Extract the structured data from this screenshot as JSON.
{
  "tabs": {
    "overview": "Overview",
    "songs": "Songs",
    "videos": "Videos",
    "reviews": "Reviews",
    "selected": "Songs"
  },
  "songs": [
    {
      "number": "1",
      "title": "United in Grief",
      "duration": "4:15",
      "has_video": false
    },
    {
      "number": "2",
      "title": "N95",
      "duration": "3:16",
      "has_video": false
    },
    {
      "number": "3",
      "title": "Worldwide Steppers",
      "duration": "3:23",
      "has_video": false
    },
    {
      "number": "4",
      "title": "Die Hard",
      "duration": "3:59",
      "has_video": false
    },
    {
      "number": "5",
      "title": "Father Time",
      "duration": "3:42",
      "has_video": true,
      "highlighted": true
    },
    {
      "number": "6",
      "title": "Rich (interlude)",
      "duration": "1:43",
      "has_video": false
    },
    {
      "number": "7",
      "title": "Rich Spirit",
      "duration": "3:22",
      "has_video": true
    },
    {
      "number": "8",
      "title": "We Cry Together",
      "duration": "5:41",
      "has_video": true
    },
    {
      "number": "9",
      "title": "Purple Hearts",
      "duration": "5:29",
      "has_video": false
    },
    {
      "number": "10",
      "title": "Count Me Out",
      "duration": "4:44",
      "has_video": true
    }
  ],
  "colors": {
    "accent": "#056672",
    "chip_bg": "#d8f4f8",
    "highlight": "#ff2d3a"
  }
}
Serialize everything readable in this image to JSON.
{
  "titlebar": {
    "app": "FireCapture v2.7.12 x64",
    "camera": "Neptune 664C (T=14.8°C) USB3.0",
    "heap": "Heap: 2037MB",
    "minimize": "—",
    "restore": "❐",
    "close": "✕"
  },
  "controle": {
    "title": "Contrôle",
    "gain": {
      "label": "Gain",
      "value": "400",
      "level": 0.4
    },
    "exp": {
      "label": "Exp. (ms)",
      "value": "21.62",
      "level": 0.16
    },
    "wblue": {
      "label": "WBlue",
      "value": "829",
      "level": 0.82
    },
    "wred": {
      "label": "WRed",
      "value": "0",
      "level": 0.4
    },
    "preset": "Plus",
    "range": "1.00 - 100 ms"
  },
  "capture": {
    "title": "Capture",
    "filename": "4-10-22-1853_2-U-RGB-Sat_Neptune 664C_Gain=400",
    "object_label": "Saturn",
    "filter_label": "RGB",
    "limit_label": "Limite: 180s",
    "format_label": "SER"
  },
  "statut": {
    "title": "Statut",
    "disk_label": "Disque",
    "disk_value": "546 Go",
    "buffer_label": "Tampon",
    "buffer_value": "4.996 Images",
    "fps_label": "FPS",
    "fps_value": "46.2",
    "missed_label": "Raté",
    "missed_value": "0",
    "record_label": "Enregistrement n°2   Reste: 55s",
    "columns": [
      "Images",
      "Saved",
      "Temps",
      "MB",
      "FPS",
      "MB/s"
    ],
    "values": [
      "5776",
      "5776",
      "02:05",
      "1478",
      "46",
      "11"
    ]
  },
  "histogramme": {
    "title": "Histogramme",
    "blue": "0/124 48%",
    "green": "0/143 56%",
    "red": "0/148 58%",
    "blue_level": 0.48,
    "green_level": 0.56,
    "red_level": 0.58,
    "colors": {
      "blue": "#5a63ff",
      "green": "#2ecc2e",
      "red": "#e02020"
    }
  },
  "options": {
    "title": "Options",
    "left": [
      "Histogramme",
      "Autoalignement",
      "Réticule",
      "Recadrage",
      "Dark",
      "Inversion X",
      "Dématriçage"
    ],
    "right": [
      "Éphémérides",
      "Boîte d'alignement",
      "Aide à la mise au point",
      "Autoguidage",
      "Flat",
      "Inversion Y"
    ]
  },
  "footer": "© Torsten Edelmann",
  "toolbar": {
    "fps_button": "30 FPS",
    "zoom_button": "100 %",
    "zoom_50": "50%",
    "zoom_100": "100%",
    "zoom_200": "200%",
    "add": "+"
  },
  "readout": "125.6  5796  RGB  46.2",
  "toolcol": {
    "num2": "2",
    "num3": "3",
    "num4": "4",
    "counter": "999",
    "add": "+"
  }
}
============
TASK DESCRIPTION
Reproduce all data above, unchanged.

WRITTEN REPLY
Extract the structured data from this screenshot as JSON.
{
  "tabs": {
    "overview": "Overview",
    "songs": "Songs",
    "videos": "Videos",
    "reviews": "Reviews",
    "selected": "Songs"
  },
  "songs": [
    {
      "number": "1",
      "title": "United in Grief",
      "duration": "4:15",
      "has_video": false
    },
    {
      "number": "2",
      "title": "N95",
      "duration": "3:16",
      "has_video": false
    },
    {
      "number": "3",
      "title": "Worldwide Steppers",
      "duration": "3:23",
      "has_video": false
    },
    {
      "number": "4",
      "title": "Die Hard",
      "duration": "3:59",
      "has_video": false
    },
    {
      "number": "5",
      "title": "Father Time",
      "duration": "3:42",
      "has_video": true,
      "highlighted": true
    },
    {
      "number": "6",
      "title": "Rich (interlude)",
      "duration": "1:43",
      "has_video": false
    },
    {
      "number": "7",
      "title": "Rich Spirit",
      "duration": "3:22",
      "has_video": true
    },
    {
      "number": "8",
      "title": "We Cry Together",
      "duration": "5:41",
      "has_video": true
    },
    {
      "number": "9",
      "title": "Purple Hearts",
      "duration": "5:29",
      "has_video": false
    },
    {
      "number": "10",
      "title": "Count Me Out",
      "duration": "4:44",
      "has_video": true
    }
  ],
  "colors": {
    "accent": "#056672",
    "chip_bg": "#d8f4f8",
    "highlight": "#ff2d3a"
  }
}
Serialize everything readable in this image to JSON.
{
  "titlebar": {
    "app": "FireCapture v2.7.12 x64",
    "camera": "Neptune 664C (T=14.8°C) USB3.0",
    "heap": "Heap: 2037MB",
    "minimize": "—",
    "restore": "❐",
    "close": "✕"
  },
  "controle": {
    "title": "Contrôle",
    "gain": {
      "label": "Gain",
      "value": "400",
      "level": 0.4
    },
    "exp": {
      "label": "Exp. (ms)",
      "value": "21.62",
      "level": 0.16
    },
    "wblue": {
      "label": "WBlue",
      "value": "829",
      "level": 0.82
    },
    "wred": {
      "label": "WRed",
      "value": "0",
      "level": 0.4
    },
    "preset": "Plus",
    "range": "1.00 - 100 ms"
  },
  "capture": {
    "title": "Capture",
    "filename": "4-10-22-1853_2-U-RGB-Sat_Neptune 664C_Gain=400",
    "object_label": "Saturn",
    "filter_label": "RGB",
    "limit_label": "Limite: 180s",
    "format_label": "SER"
  },
  "statut": {
    "title": "Statut",
    "disk_label": "Disque",
    "disk_value": "546 Go",
    "buffer_label": "Tampon",
    "buffer_value": "4.996 Images",
    "fps_label": "FPS",
    "fps_value": "46.2",
    "missed_label": "Raté",
    "missed_value": "0",
    "record_label": "Enregistrement n°2   Reste: 55s",
    "columns": [
      "Images",
      "Saved",
      "Temps",
      "MB",
      "FPS",
      "MB/s"
    ],
    "values": [
      "5776",
      "5776",
      "02:05",
      "1478",
      "46",
      "11"
    ]
  },
  "histogramme": {
    "title": "Histogramme",
    "blue": "0/124 48%",
    "green": "0/143 56%",
    "red": "0/148 58%",
    "blue_level": 0.48,
    "green_level": 0.56,
    "red_level": 0.58,
    "colors": {
      "blue": "#5a63ff",
      "green": "#2ecc2e",
      "red": "#e02020"
    }
  },
  "options": {
    "title": "Options",
    "left": [
      "Histogramme",
      "Autoalignement",
      "Réticule",
      "Recadrage",
      "Dark",
      "Inversion X",
      "Dématriçage"
    ],
    "right": [
      "Éphémérides",
      "Boîte d'alignement",
      "Aide à la mise au point",
      "Autoguidage",
      "Flat",
      "Inversion Y"
    ]
  },
  "footer": "© Torsten Edelmann",
  "toolbar": {
    "fps_button": "30 FPS",
    "zoom_button": "100 %",
    "zoom_50": "50%",
    "zoom_100": "100%",
    "zoom_200": "200%",
    "add": "+"
  },
  "readout": "125.6  5796  RGB  46.2",
  "toolcol": {
    "num2": "2",
    "num3": "3",
    "num4": "4",
    "counter": "999",
    "add": "+"
  }
}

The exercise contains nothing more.